# AIM
Please extract every line of the data below verbatim, omitting the pictures.

[START DATA RECORDS]

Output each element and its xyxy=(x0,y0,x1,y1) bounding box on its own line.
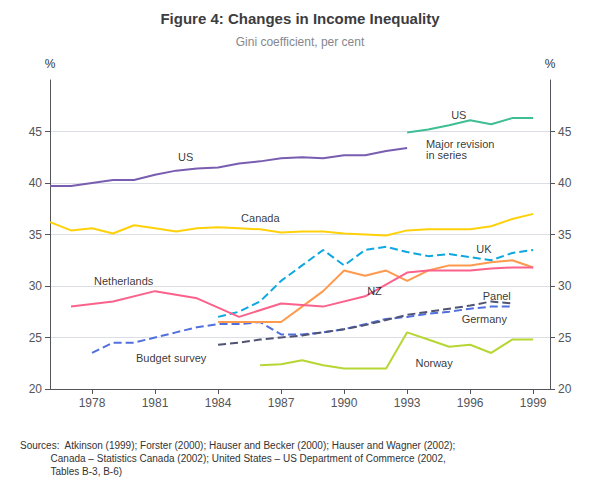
svg-text:Netherlands: Netherlands xyxy=(94,275,154,287)
svg-text:1978: 1978 xyxy=(79,396,106,410)
svg-text:UK: UK xyxy=(476,243,492,255)
svg-text:40: 40 xyxy=(558,176,572,190)
svg-text:35: 35 xyxy=(29,228,43,242)
svg-text:1987: 1987 xyxy=(268,396,295,410)
svg-text:Sources: Atkinson (1999); For: Sources: Atkinson (1999); Forster (2000)… xyxy=(20,440,455,451)
svg-text:Figure 4: Changes in Income In: Figure 4: Changes in Income Inequality xyxy=(160,10,440,27)
svg-text:US: US xyxy=(178,151,193,163)
svg-text:Germany: Germany xyxy=(462,313,508,325)
svg-text:Panel: Panel xyxy=(483,290,511,302)
svg-text:45: 45 xyxy=(558,125,572,139)
svg-text:1990: 1990 xyxy=(331,396,358,410)
svg-text:1993: 1993 xyxy=(394,396,421,410)
svg-text:US: US xyxy=(451,109,466,121)
svg-text:1981: 1981 xyxy=(142,396,169,410)
svg-text:20: 20 xyxy=(558,382,572,396)
svg-text:Canada: Canada xyxy=(241,212,280,224)
svg-text:%: % xyxy=(45,57,56,71)
svg-text:Gini coefficient, per cent: Gini coefficient, per cent xyxy=(236,35,365,49)
svg-text:Norway: Norway xyxy=(415,357,453,369)
svg-text:%: % xyxy=(545,57,556,71)
svg-text:1999: 1999 xyxy=(520,396,547,410)
svg-text:Budget survey: Budget survey xyxy=(136,352,207,364)
svg-text:40: 40 xyxy=(29,176,43,190)
svg-text:30: 30 xyxy=(558,279,572,293)
svg-text:NZ: NZ xyxy=(367,285,382,297)
svg-text:30: 30 xyxy=(29,279,43,293)
svg-text:25: 25 xyxy=(29,331,43,345)
svg-text:Tables B-3, B-6): Tables B-3, B-6) xyxy=(20,466,122,477)
svg-text:25: 25 xyxy=(558,331,572,345)
svg-text:1984: 1984 xyxy=(205,396,232,410)
svg-text:1996: 1996 xyxy=(457,396,484,410)
svg-text:Major revision: Major revision xyxy=(425,137,495,150)
svg-text:in series: in series xyxy=(426,149,467,161)
svg-text:35: 35 xyxy=(558,228,572,242)
svg-text:45: 45 xyxy=(29,125,43,139)
svg-text:Canada – Statistics Canada (20: Canada – Statistics Canada (2002); Unite… xyxy=(20,453,446,464)
svg-text:20: 20 xyxy=(29,382,43,396)
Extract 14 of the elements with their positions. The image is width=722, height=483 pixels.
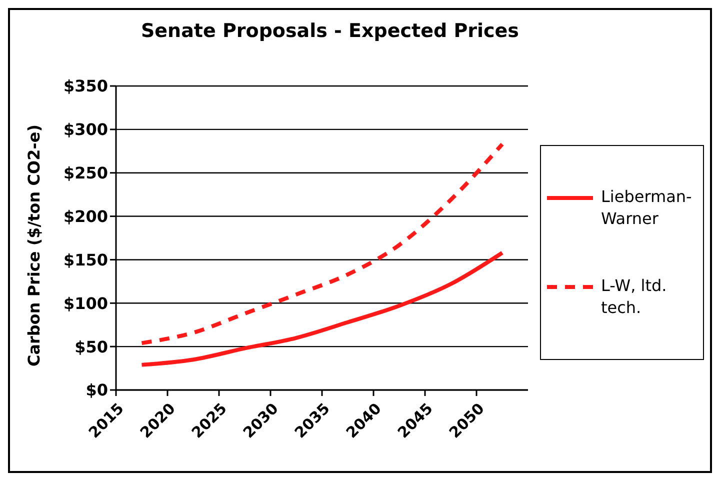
legend-label: L-W, ltd. tech. [601,274,668,319]
y-tick-label: $350 [63,76,108,96]
y-tick-label: $150 [63,250,108,270]
line-series [140,142,504,346]
y-tick-label: $50 [74,337,108,356]
line-series [140,250,504,367]
chart-title: Senate Proposals - Expected Prices [140,20,520,42]
legend-label: Lieberman-Warner [601,186,693,230]
y-tick-label: $200 [63,206,108,226]
y-tick-label: $300 [63,120,108,140]
y-tick-label: $100 [63,294,108,313]
y-axis-title: Carbon Price ($/ton CO2-e) [24,124,44,366]
y-tick-label: $250 [63,164,108,183]
y-tick-label: $0 [86,380,108,400]
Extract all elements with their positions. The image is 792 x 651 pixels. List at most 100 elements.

[END DATA RECORDS]

# WRITTEN ANSWER
Output each element and its xyxy=(x0,y0,x1,y1) bounding box on its own line.
svg-text:Netherlands: Netherlands xyxy=(94,275,154,287)
svg-text:1978: 1978 xyxy=(79,396,106,410)
svg-text:UK: UK xyxy=(476,243,492,255)
svg-text:40: 40 xyxy=(558,176,572,190)
svg-text:35: 35 xyxy=(29,228,43,242)
svg-text:1987: 1987 xyxy=(268,396,295,410)
svg-text:Sources: Atkinson (1999); For: Sources: Atkinson (1999); Forster (2000)… xyxy=(20,440,455,451)
svg-text:Figure 4: Changes in Income In: Figure 4: Changes in Income Inequality xyxy=(160,10,440,27)
svg-text:US: US xyxy=(178,151,193,163)
svg-text:Germany: Germany xyxy=(462,313,508,325)
svg-text:Panel: Panel xyxy=(483,290,511,302)
svg-text:45: 45 xyxy=(558,125,572,139)
svg-text:1990: 1990 xyxy=(331,396,358,410)
svg-text:1993: 1993 xyxy=(394,396,421,410)
svg-text:US: US xyxy=(451,109,466,121)
svg-text:1981: 1981 xyxy=(142,396,169,410)
svg-text:20: 20 xyxy=(558,382,572,396)
svg-text:Canada: Canada xyxy=(241,212,280,224)
svg-text:%: % xyxy=(45,57,56,71)
svg-text:Gini coefficient, per cent: Gini coefficient, per cent xyxy=(236,35,365,49)
svg-text:Norway: Norway xyxy=(415,357,453,369)
svg-text:%: % xyxy=(545,57,556,71)
svg-text:1999: 1999 xyxy=(520,396,547,410)
svg-text:Budget survey: Budget survey xyxy=(136,352,207,364)
svg-text:40: 40 xyxy=(29,176,43,190)
svg-text:30: 30 xyxy=(558,279,572,293)
svg-text:NZ: NZ xyxy=(367,285,382,297)
svg-text:30: 30 xyxy=(29,279,43,293)
svg-text:25: 25 xyxy=(29,331,43,345)
svg-text:Tables B-3, B-6): Tables B-3, B-6) xyxy=(20,466,122,477)
svg-text:25: 25 xyxy=(558,331,572,345)
svg-text:1984: 1984 xyxy=(205,396,232,410)
svg-text:1996: 1996 xyxy=(457,396,484,410)
svg-text:Major revision: Major revision xyxy=(425,137,495,150)
svg-text:in series: in series xyxy=(426,149,467,161)
svg-text:35: 35 xyxy=(558,228,572,242)
svg-text:45: 45 xyxy=(29,125,43,139)
svg-text:Canada – Statistics Canada (20: Canada – Statistics Canada (2002); Unite… xyxy=(20,453,446,464)
svg-text:20: 20 xyxy=(29,382,43,396)
Extract 14 of the elements with their positions. The image is width=722, height=483 pixels.
legend-label: L-W, ltd. tech. [601,274,668,319]
y-tick-label: $350 [63,76,108,96]
y-tick-label: $150 [63,250,108,270]
line-series [140,142,504,346]
y-tick-label: $50 [74,337,108,356]
line-series [140,250,504,367]
chart-title: Senate Proposals - Expected Prices [140,20,520,42]
legend-label: Lieberman-Warner [601,186,693,230]
y-tick-label: $200 [63,206,108,226]
y-tick-label: $300 [63,120,108,140]
y-tick-label: $100 [63,294,108,313]
y-axis-title: Carbon Price ($/ton CO2-e) [24,124,44,366]
y-tick-label: $250 [63,164,108,183]
y-tick-label: $0 [86,380,108,400]
Extract all elements with their positions. The image is 792 x 651 pixels. List at most 100 elements.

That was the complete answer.